* _What is needed_
Will you quote all of the entries, word for word?

[Records from a dataset]

···

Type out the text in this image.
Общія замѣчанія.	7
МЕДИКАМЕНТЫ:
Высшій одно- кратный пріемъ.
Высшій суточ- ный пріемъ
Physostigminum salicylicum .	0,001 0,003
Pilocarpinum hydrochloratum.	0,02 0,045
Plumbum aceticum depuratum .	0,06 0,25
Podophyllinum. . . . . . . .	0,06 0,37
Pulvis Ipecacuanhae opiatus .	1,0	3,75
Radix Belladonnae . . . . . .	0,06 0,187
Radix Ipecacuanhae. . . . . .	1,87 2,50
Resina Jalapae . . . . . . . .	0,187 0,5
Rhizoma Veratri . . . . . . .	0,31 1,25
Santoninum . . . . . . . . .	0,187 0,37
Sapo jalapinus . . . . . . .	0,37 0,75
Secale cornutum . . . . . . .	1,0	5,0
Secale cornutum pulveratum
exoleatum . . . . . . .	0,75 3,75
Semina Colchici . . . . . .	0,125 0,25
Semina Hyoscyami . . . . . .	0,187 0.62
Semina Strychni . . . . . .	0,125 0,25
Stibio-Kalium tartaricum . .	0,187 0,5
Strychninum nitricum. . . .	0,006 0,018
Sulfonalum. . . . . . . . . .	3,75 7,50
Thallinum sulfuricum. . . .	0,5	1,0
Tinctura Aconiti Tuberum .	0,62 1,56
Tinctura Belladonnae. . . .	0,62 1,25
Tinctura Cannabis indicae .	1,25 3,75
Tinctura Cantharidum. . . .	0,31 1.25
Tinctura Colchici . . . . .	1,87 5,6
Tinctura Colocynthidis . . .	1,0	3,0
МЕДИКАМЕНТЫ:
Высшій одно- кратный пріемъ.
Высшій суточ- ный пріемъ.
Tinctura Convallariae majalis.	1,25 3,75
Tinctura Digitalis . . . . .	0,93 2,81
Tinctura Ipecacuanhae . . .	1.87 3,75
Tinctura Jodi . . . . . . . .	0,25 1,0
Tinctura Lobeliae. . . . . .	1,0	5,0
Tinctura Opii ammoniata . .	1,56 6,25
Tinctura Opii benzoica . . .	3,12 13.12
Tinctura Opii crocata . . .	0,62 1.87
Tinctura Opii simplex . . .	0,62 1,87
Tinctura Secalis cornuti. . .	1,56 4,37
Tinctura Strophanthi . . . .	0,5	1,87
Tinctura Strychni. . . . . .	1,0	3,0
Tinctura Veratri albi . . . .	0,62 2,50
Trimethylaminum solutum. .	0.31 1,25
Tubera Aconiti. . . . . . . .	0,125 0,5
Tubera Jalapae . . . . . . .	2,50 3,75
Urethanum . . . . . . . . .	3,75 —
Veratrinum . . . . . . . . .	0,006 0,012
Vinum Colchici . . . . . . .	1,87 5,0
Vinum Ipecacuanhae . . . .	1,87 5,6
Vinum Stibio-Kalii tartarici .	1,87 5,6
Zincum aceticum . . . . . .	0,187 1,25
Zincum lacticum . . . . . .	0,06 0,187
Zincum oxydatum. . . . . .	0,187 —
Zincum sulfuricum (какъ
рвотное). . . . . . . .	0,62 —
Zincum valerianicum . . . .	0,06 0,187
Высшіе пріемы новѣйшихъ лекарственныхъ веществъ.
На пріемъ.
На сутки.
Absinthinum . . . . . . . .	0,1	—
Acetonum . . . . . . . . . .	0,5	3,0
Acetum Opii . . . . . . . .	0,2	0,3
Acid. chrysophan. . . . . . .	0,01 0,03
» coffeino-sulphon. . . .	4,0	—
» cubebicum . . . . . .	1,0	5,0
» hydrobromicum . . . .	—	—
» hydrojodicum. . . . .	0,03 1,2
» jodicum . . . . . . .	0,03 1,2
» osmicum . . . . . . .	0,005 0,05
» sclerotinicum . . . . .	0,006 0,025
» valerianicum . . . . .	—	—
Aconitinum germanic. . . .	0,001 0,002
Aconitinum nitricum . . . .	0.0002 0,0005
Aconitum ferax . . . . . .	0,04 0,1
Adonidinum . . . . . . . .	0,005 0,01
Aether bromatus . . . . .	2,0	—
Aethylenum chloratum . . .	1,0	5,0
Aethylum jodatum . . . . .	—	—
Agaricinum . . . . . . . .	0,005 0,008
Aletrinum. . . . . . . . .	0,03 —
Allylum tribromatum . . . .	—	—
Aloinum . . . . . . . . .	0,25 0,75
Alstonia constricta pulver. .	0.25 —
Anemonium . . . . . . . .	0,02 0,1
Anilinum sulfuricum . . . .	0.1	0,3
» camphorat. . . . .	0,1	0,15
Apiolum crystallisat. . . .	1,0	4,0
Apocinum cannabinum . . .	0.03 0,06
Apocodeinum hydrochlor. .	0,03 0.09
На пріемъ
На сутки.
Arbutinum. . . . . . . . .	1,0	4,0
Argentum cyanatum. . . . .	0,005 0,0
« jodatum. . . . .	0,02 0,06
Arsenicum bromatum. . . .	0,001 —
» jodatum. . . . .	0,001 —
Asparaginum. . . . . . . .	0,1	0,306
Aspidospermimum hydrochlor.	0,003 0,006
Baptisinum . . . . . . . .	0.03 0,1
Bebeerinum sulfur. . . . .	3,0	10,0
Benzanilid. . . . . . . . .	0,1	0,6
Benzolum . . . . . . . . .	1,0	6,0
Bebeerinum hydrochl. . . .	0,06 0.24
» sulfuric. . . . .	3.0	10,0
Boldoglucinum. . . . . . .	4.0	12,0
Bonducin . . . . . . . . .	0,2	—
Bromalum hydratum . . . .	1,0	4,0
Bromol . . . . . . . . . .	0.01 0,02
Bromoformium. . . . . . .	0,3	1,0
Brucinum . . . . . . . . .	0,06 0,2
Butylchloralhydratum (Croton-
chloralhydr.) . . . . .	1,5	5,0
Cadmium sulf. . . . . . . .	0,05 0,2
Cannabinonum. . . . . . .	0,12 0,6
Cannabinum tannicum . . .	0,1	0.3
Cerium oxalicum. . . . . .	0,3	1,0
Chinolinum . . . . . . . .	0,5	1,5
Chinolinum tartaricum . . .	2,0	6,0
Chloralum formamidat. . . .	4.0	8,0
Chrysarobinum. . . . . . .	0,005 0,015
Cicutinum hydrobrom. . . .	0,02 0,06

···

* _Response to this task_
Type out the text in this image.
Общія замѣчанія.	7
МЕДИКАМЕНТЫ:
Высшій одно- кратный пріемъ.
Высшій суточ- ный пріемъ
Physostigminum salicylicum .	0,001 0,003
Pilocarpinum hydrochloratum.	0,02 0,045
Plumbum aceticum depuratum .	0,06 0,25
Podophyllinum. . . . . . . .	0,06 0,37
Pulvis Ipecacuanhae opiatus .	1,0	3,75
Radix Belladonnae . . . . . .	0,06 0,187
Radix Ipecacuanhae. . . . . .	1,87 2,50
Resina Jalapae . . . . . . . .	0,187 0,5
Rhizoma Veratri . . . . . . .	0,31 1,25
Santoninum . . . . . . . . .	0,187 0,37
Sapo jalapinus . . . . . . .	0,37 0,75
Secale cornutum . . . . . . .	1,0	5,0
Secale cornutum pulveratum
exoleatum . . . . . . .	0,75 3,75
Semina Colchici . . . . . .	0,125 0,25
Semina Hyoscyami . . . . . .	0,187 0.62
Semina Strychni . . . . . .	0,125 0,25
Stibio-Kalium tartaricum . .	0,187 0,5
Strychninum nitricum. . . .	0,006 0,018
Sulfonalum. . . . . . . . . .	3,75 7,50
Thallinum sulfuricum. . . .	0,5	1,0
Tinctura Aconiti Tuberum .	0,62 1,56
Tinctura Belladonnae. . . .	0,62 1,25
Tinctura Cannabis indicae .	1,25 3,75
Tinctura Cantharidum. . . .	0,31 1.25
Tinctura Colchici . . . . .	1,87 5,6
Tinctura Colocynthidis . . .	1,0	3,0
МЕДИКАМЕНТЫ:
Высшій одно- кратный пріемъ.
Высшій суточ- ный пріемъ.
Tinctura Convallariae majalis.	1,25 3,75
Tinctura Digitalis . . . . .	0,93 2,81
Tinctura Ipecacuanhae . . .	1.87 3,75
Tinctura Jodi . . . . . . . .	0,25 1,0
Tinctura Lobeliae. . . . . .	1,0	5,0
Tinctura Opii ammoniata . .	1,56 6,25
Tinctura Opii benzoica . . .	3,12 13.12
Tinctura Opii crocata . . .	0,62 1.87
Tinctura Opii simplex . . .	0,62 1,87
Tinctura Secalis cornuti. . .	1,56 4,37
Tinctura Strophanthi . . . .	0,5	1,87
Tinctura Strychni. . . . . .	1,0	3,0
Tinctura Veratri albi . . . .	0,62 2,50
Trimethylaminum solutum. .	0.31 1,25
Tubera Aconiti. . . . . . . .	0,125 0,5
Tubera Jalapae . . . . . . .	2,50 3,75
Urethanum . . . . . . . . .	3,75 —
Veratrinum . . . . . . . . .	0,006 0,012
Vinum Colchici . . . . . . .	1,87 5,0
Vinum Ipecacuanhae . . . .	1,87 5,6
Vinum Stibio-Kalii tartarici .	1,87 5,6
Zincum aceticum . . . . . .	0,187 1,25
Zincum lacticum . . . . . .	0,06 0,187
Zincum oxydatum. . . . . .	0,187 —
Zincum sulfuricum (какъ
рвотное). . . . . . . .	0,62 —
Zincum valerianicum . . . .	0,06 0,187
Высшіе пріемы новѣйшихъ лекарственныхъ веществъ.
На пріемъ.
На сутки.
Absinthinum . . . . . . . .	0,1	—
Acetonum . . . . . . . . . .	0,5	3,0
Acetum Opii . . . . . . . .	0,2	0,3
Acid. chrysophan. . . . . . .	0,01 0,03
» coffeino-sulphon. . . .	4,0	—
» cubebicum . . . . . .	1,0	5,0
» hydrobromicum . . . .	—	—
» hydrojodicum. . . . .	0,03 1,2
» jodicum . . . . . . .	0,03 1,2
» osmicum . . . . . . .	0,005 0,05
» sclerotinicum . . . . .	0,006 0,025
» valerianicum . . . . .	—	—
Aconitinum germanic. . . .	0,001 0,002
Aconitinum nitricum . . . .	0.0002 0,0005
Aconitum ferax . . . . . .	0,04 0,1
Adonidinum . . . . . . . .	0,005 0,01
Aether bromatus . . . . .	2,0	—
Aethylenum chloratum . . .	1,0	5,0
Aethylum jodatum . . . . .	—	—
Agaricinum . . . . . . . .	0,005 0,008
Aletrinum. . . . . . . . .	0,03 —
Allylum tribromatum . . . .	—	—
Aloinum . . . . . . . . .	0,25 0,75
Alstonia constricta pulver. .	0.25 —
Anemonium . . . . . . . .	0,02 0,1
Anilinum sulfuricum . . . .	0.1	0,3
» camphorat. . . . .	0,1	0,15
Apiolum crystallisat. . . .	1,0	4,0
Apocinum cannabinum . . .	0.03 0,06
Apocodeinum hydrochlor. .	0,03 0.09
На пріемъ
На сутки.
Arbutinum. . . . . . . . .	1,0	4,0
Argentum cyanatum. . . . .	0,005 0,0
« jodatum. . . . .	0,02 0,06
Arsenicum bromatum. . . .	0,001 —
» jodatum. . . . .	0,001 —
Asparaginum. . . . . . . .	0,1	0,306
Aspidospermimum hydrochlor.	0,003 0,006
Baptisinum . . . . . . . .	0.03 0,1
Bebeerinum sulfur. . . . .	3,0	10,0
Benzanilid. . . . . . . . .	0,1	0,6
Benzolum . . . . . . . . .	1,0	6,0
Bebeerinum hydrochl. . . .	0,06 0.24
» sulfuric. . . . .	3.0	10,0
Boldoglucinum. . . . . . .	4.0	12,0
Bonducin . . . . . . . . .	0,2	—
Bromalum hydratum . . . .	1,0	4,0
Bromol . . . . . . . . . .	0.01 0,02
Bromoformium. . . . . . .	0,3	1,0
Brucinum . . . . . . . . .	0,06 0,2
Butylchloralhydratum (Croton-
chloralhydr.) . . . . .	1,5	5,0
Cadmium sulf. . . . . . . .	0,05 0,2
Cannabinonum. . . . . . .	0,12 0,6
Cannabinum tannicum . . .	0,1	0.3
Cerium oxalicum. . . . . .	0,3	1,0
Chinolinum . . . . . . . .	0,5	1,5
Chinolinum tartaricum . . .	2,0	6,0
Chloralum formamidat. . . .	4.0	8,0
Chrysarobinum. . . . . . .	0,005 0,015
Cicutinum hydrobrom. . . .	0,02 0,06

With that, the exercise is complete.